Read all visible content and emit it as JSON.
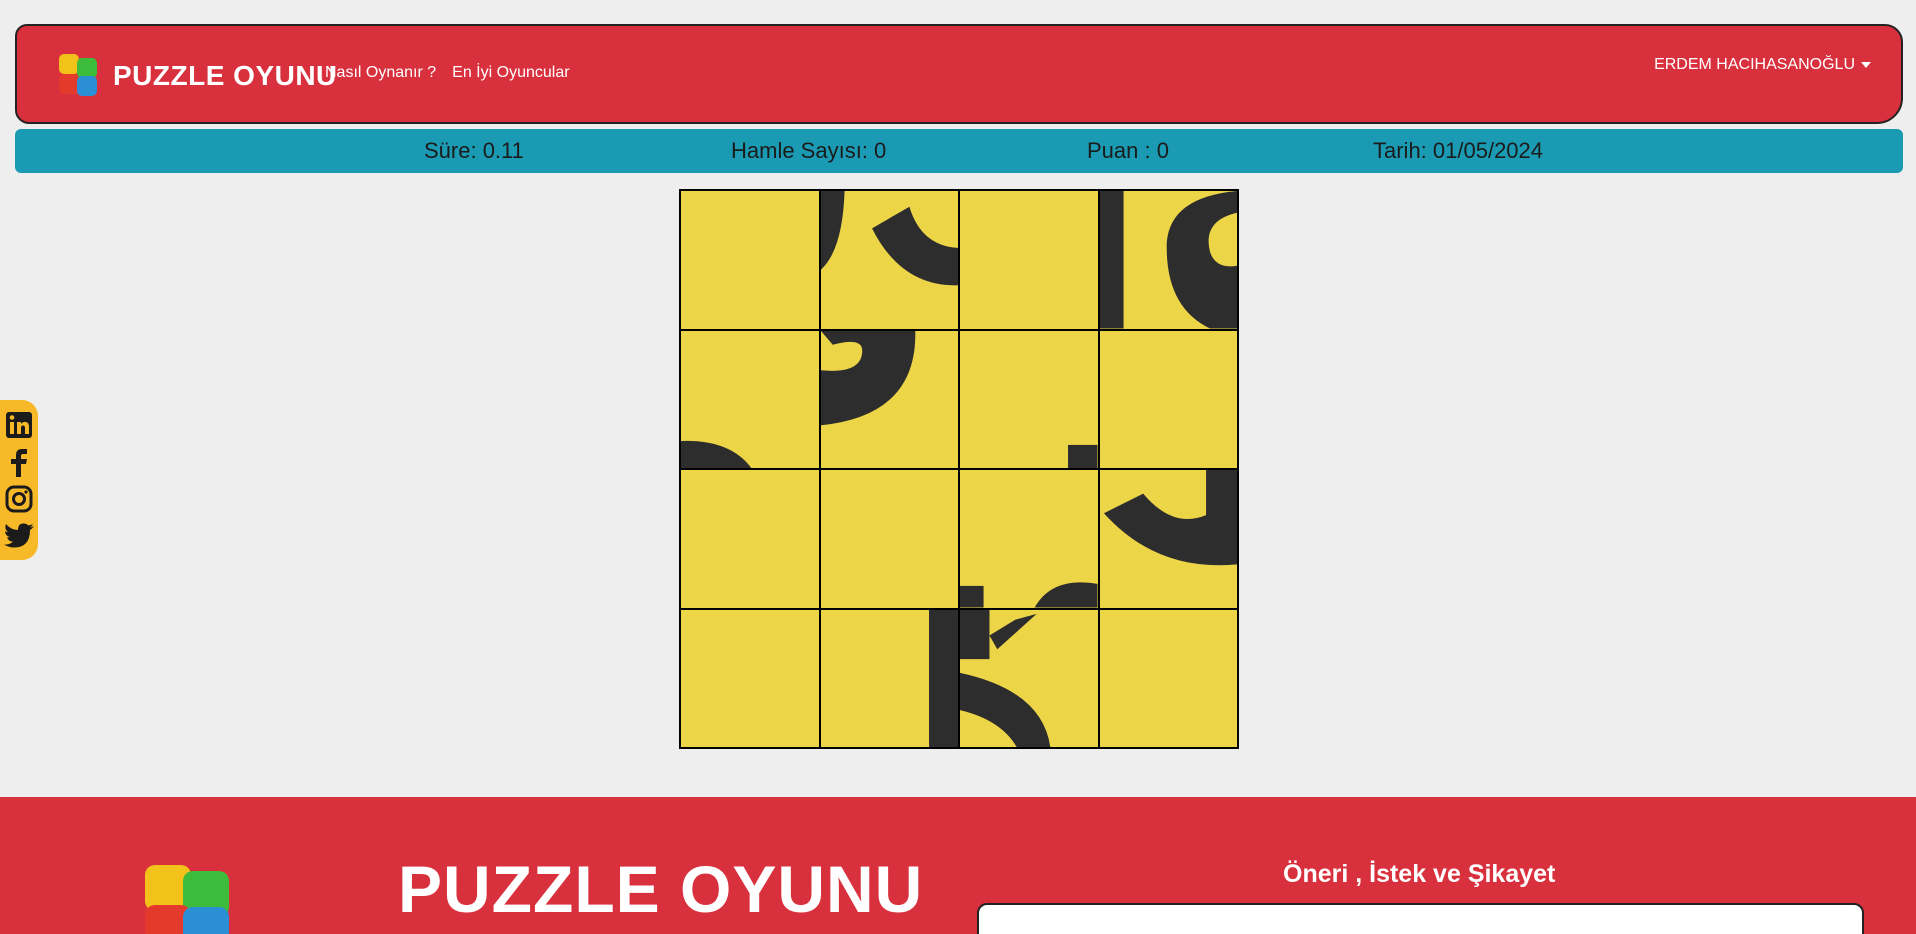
{
  "navbar": {
    "brand": "PUZZLE OYUNU",
    "links": [
      "Nasıl Oynanır ?",
      "En İyi Oyuncular"
    ],
    "user": "ERDEM HACIHASANOĞLU"
  },
  "stats": {
    "time": "Süre: 0.11",
    "moves": "Hamle Sayısı: 0",
    "score": "Puan : 0",
    "date": "Tarih: 01/05/2024"
  },
  "board": {
    "tile_color": "#edd548",
    "shape_color": "#2d2d2d",
    "tiles": 16
  },
  "social": [
    "linkedin-icon",
    "facebook-icon",
    "instagram-icon",
    "twitter-icon"
  ],
  "footer": {
    "title": "PUZZLE OYUNU",
    "feedback_title": "Öneri , İstek ve Şikayet"
  },
  "colors": {
    "primary": "#d9303d",
    "accent": "#1a9bb3",
    "tile": "#edd548"
  }
}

Exercise description
Copy whichever lines in the listing above contain the word "icon".

Solved problem
    "linkedin-icon",
    "facebook-icon",
    "instagram-icon",
    "twitter-icon"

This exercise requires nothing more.